Data listing:
_ _ _ _ _

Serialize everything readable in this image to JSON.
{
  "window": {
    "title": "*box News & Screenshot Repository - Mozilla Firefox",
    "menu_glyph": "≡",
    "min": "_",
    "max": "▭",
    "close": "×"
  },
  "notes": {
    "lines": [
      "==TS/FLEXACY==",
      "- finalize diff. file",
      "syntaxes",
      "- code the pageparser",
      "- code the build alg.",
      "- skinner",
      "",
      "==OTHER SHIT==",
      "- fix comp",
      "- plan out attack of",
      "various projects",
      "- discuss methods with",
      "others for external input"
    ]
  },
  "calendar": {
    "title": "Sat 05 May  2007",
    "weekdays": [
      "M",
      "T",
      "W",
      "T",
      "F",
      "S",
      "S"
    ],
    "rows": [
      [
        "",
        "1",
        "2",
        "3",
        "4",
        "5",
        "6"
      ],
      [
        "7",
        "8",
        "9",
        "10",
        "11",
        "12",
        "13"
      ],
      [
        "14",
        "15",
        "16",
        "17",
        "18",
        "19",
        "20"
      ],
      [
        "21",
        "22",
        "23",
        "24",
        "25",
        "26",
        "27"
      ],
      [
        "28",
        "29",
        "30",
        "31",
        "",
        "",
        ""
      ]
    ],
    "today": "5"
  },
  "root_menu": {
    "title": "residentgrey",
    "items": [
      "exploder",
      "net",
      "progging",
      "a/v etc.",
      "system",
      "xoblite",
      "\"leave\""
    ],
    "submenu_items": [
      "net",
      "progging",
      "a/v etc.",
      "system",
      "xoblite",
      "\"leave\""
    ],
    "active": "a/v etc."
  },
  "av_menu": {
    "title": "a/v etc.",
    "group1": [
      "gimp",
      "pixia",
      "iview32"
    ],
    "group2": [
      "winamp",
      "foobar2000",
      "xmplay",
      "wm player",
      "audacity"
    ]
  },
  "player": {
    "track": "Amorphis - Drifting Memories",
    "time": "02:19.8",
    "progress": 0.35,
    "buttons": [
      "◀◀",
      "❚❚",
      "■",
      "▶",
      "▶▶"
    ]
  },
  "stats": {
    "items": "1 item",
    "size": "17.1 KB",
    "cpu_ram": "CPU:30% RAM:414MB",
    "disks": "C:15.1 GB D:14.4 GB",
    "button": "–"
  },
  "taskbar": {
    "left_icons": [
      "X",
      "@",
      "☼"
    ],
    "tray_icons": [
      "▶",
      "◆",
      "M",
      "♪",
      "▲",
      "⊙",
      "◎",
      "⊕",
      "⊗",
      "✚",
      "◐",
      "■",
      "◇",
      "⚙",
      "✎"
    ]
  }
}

_ _ _ _ _

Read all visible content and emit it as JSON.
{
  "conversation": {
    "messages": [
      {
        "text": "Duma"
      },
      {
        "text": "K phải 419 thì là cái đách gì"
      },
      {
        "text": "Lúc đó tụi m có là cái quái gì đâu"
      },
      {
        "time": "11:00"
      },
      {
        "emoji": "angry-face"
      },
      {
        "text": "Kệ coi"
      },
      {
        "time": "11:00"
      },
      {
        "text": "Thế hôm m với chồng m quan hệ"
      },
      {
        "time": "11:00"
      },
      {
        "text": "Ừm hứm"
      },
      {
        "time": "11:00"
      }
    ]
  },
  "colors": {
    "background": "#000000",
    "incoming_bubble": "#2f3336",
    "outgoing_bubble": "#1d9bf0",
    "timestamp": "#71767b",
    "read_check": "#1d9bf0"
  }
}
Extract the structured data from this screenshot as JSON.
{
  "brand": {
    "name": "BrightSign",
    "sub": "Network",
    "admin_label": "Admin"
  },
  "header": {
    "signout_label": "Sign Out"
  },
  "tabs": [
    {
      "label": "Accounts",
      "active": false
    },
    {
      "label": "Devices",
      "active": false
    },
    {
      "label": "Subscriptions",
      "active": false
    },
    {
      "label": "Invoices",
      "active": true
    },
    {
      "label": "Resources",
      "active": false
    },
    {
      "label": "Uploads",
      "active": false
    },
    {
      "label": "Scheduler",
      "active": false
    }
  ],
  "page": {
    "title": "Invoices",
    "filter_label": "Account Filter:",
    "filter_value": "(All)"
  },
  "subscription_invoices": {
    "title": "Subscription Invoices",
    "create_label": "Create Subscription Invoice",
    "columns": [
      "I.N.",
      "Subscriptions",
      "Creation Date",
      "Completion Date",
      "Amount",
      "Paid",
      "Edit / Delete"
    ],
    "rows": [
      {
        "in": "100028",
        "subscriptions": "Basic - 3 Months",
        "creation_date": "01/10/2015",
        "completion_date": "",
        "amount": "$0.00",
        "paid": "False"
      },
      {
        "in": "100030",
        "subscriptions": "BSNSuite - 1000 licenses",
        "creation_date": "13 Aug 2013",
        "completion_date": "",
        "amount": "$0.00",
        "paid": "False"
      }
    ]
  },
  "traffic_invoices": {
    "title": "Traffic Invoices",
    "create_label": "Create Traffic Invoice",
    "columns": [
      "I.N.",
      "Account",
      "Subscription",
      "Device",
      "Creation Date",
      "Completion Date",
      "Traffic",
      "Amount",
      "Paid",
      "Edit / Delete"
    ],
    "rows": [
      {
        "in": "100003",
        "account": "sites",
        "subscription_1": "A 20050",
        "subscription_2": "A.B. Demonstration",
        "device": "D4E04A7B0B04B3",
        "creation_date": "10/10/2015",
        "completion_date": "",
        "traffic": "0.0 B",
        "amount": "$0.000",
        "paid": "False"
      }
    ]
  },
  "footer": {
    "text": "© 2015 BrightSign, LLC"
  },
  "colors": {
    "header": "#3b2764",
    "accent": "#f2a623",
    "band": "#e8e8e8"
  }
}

_ _ _ _ _

Instruction: Read the data above and count the lines that include "code". Answer only with the count.

Output of the task: 2